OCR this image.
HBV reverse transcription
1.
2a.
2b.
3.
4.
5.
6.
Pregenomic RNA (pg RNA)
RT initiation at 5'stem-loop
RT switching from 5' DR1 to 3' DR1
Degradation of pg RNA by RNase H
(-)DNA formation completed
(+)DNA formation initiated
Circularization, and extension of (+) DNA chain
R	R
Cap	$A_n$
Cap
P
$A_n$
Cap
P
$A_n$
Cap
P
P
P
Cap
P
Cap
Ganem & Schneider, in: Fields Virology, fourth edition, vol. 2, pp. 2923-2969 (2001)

PROBLEM: Please give the number of lines in the data above that include the string "formation", and nothing else.

ANSWER BOX: 2